Exercise directions: Give the count of lines in the data that include "text", with no other words.

# # # #

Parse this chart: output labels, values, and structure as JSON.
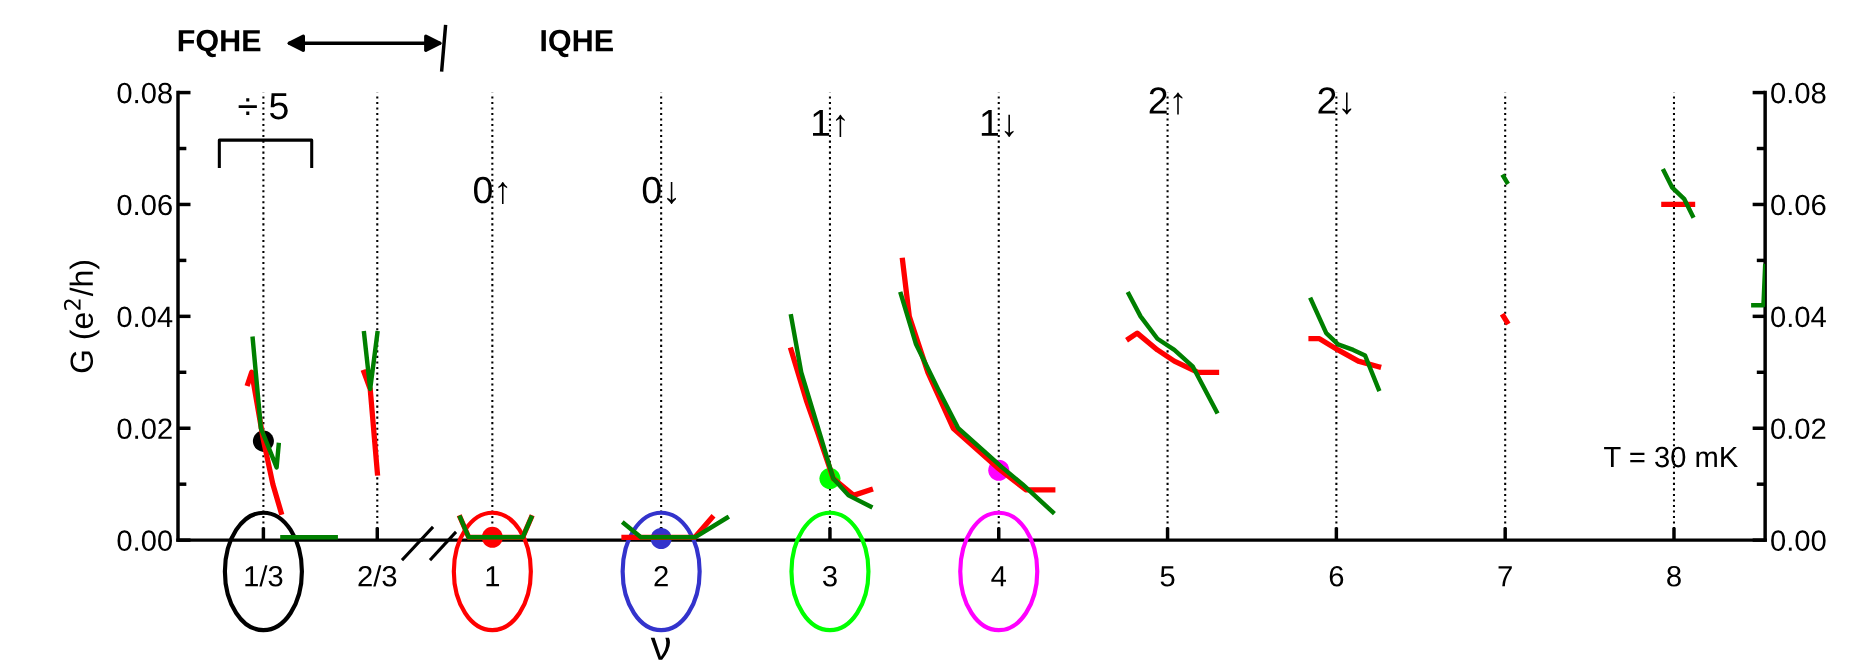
{
  "chart_data": [
    {
      "type": "line",
      "ylabel": "G (e$^{2}$/h)",
      "xlim": [
        0.0833,
        0.795
      ],
      "xticks": [
        {
          "value": 0.3333,
          "label": "1/3"
        },
        {
          "value": 0.6667,
          "label": "2/3"
        }
      ],
      "ylim": [
        0,
        0.08
      ],
      "yticks": [
        {
          "value": 0,
          "label": "0.00"
        },
        {
          "value": 0.01,
          "label": null
        },
        {
          "value": 0.02,
          "label": "0.02"
        },
        {
          "value": 0.03,
          "label": null
        },
        {
          "value": 0.04,
          "label": "0.04"
        },
        {
          "value": 0.05,
          "label": null
        },
        {
          "value": 0.06,
          "label": "0.06"
        },
        {
          "value": 0.07,
          "label": null
        },
        {
          "value": 0.08,
          "label": "0.08"
        }
      ],
      "line_style": "solid",
      "series": [
        {
          "color": "#ff0000",
          "x": [
            0.288,
            0.299,
            0.333,
            0.361,
            0.385,
            null,
            0.628,
            0.646,
            0.667
          ],
          "values": [
            0.028,
            0.03,
            0.018,
            0.01,
            0.005,
            null,
            0.03,
            0.027,
            0.012
          ]
        },
        {
          "color": "#007f00",
          "x": [
            0.302,
            0.326,
            0.372,
            0.378,
            null,
            0.389,
            0.545,
            null,
            0.628,
            0.646,
            0.667
          ],
          "values": [
            0.036,
            0.02,
            0.013,
            0.017,
            null,
            0.0005,
            0.0005,
            null,
            0.037,
            0.027,
            0.037
          ]
        },
        {
          "type": "scatter",
          "marker": "circle",
          "x": [
            0.3333
          ],
          "values": [
            0.0177
          ],
          "colors": [
            "#000000"
          ]
        }
      ],
      "ref_lines": [
        {
          "axis": "x",
          "value": 0.3333,
          "line_style": "dotted",
          "color": "#000000"
        },
        {
          "axis": "x",
          "value": 0.6667,
          "line_style": "dotted",
          "color": "#000000"
        }
      ],
      "annotations": [
        "FQHE",
        {
          "text": "÷ 5",
          "x": 0.3333,
          "y": 0.077
        }
      ]
    },
    {
      "type": "line",
      "xlabel": "ν",
      "xlim": [
        0.578,
        8.54
      ],
      "xticks": [
        1,
        2,
        3,
        4,
        5,
        6,
        7,
        8
      ],
      "ylim": [
        0,
        0.08
      ],
      "yticks": [
        {
          "value": 0,
          "label": "0.00"
        },
        {
          "value": 0.01,
          "label": null
        },
        {
          "value": 0.02,
          "label": "0.02"
        },
        {
          "value": 0.03,
          "label": null
        },
        {
          "value": 0.04,
          "label": "0.04"
        },
        {
          "value": 0.05,
          "label": null
        },
        {
          "value": 0.06,
          "label": "0.06"
        },
        {
          "value": 0.07,
          "label": null
        },
        {
          "value": 0.08,
          "label": "0.08"
        }
      ],
      "line_style": "solid",
      "series": [
        {
          "color": "#ff0000",
          "x": [
            0.81,
            0.86,
            1.18,
            1.23,
            null,
            1.78,
            1.88,
            2.2,
            2.3,
            null,
            2.77,
            2.86,
            2.93,
            3.02,
            3.14,
            3.24,
            null,
            3.43,
            3.47,
            3.58,
            3.73,
            3.99,
            4.16,
            4.32,
            null,
            4.77,
            4.82,
            4.94,
            5.04,
            5.18,
            5.29,
            null,
            5.85,
            5.9,
            6.01,
            6.13,
            6.25,
            null,
            6.99,
            7.01,
            null,
            7.94,
            7.99,
            8.11
          ],
          "values": [
            0.004,
            0.0005,
            0.0005,
            0.004,
            null,
            0.0005,
            0.0005,
            0.0005,
            0.004,
            null,
            0.034,
            0.025,
            0.019,
            0.011,
            0.008,
            0.009,
            null,
            0.05,
            0.04,
            0.03,
            0.02,
            0.013,
            0.009,
            0.009,
            null,
            0.036,
            0.037,
            0.034,
            0.032,
            0.03,
            0.03,
            null,
            0.036,
            0.036,
            0.034,
            0.032,
            0.031,
            null,
            0.04,
            0.039,
            null,
            0.06,
            0.06,
            0.06
          ]
        },
        {
          "color": "#007f00",
          "x": [
            0.81,
            0.86,
            1.18,
            1.23,
            null,
            1.78,
            1.88,
            2.2,
            2.39,
            null,
            2.77,
            2.83,
            2.9,
            2.95,
            2.99,
            3.02,
            3.11,
            3.24,
            null,
            3.42,
            3.51,
            3.64,
            3.76,
            4.02,
            4.14,
            4.32,
            null,
            4.77,
            4.84,
            4.94,
            5.04,
            5.15,
            5.29,
            null,
            5.85,
            5.94,
            6.01,
            6.1,
            6.17,
            6.25,
            null,
            6.99,
            7.01,
            null,
            7.94,
            7.99,
            8.06,
            8.11,
            null,
            8.47,
            8.53,
            8.54
          ],
          "values": [
            0.004,
            0.0005,
            0.0005,
            0.004,
            null,
            0.003,
            0.0005,
            0.0005,
            0.004,
            null,
            0.04,
            0.03,
            0.023,
            0.018,
            0.014,
            0.011,
            0.008,
            0.006,
            null,
            0.044,
            0.035,
            0.027,
            0.02,
            0.013,
            0.01,
            0.005,
            null,
            0.044,
            0.04,
            0.036,
            0.034,
            0.031,
            0.023,
            null,
            0.043,
            0.037,
            0.035,
            0.034,
            0.033,
            0.027,
            null,
            0.065,
            0.064,
            null,
            0.066,
            0.063,
            0.061,
            0.058,
            null,
            0.042,
            0.042,
            0.049
          ]
        },
        {
          "type": "scatter",
          "marker": "circle",
          "x": [
            1,
            2,
            3,
            4
          ],
          "values": [
            0.0005,
            0.0003,
            0.011,
            0.0125
          ],
          "colors": [
            "#ff0000",
            "#3333cc",
            "#00ff00",
            "#ff00ff"
          ]
        }
      ],
      "ref_lines": [
        {
          "axis": "x",
          "value": 1,
          "line_style": "dotted",
          "color": "#000000"
        },
        {
          "axis": "x",
          "value": 2,
          "line_style": "dotted",
          "color": "#000000"
        },
        {
          "axis": "x",
          "value": 3,
          "line_style": "dotted",
          "color": "#000000"
        },
        {
          "axis": "x",
          "value": 4,
          "line_style": "dotted",
          "color": "#000000"
        },
        {
          "axis": "x",
          "value": 5,
          "line_style": "dotted",
          "color": "#000000"
        },
        {
          "axis": "x",
          "value": 6,
          "line_style": "dotted",
          "color": "#000000"
        },
        {
          "axis": "x",
          "value": 7,
          "line_style": "dotted",
          "color": "#000000"
        },
        {
          "axis": "x",
          "value": 8,
          "line_style": "dotted",
          "color": "#000000"
        }
      ],
      "annotations": [
        "IQHE",
        "T = 30 mK",
        {
          "text": "0↑",
          "x": 1,
          "y": 0.062
        },
        {
          "text": "0↓",
          "x": 2,
          "y": 0.062
        },
        {
          "text": "1↑",
          "x": 3,
          "y": 0.074
        },
        {
          "text": "1↓",
          "x": 4,
          "y": 0.074
        },
        {
          "text": "2↑",
          "x": 5,
          "y": 0.078
        },
        {
          "text": "2↓",
          "x": 6,
          "y": 0.078
        }
      ]
    }
  ]
}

# # # #

The result: 7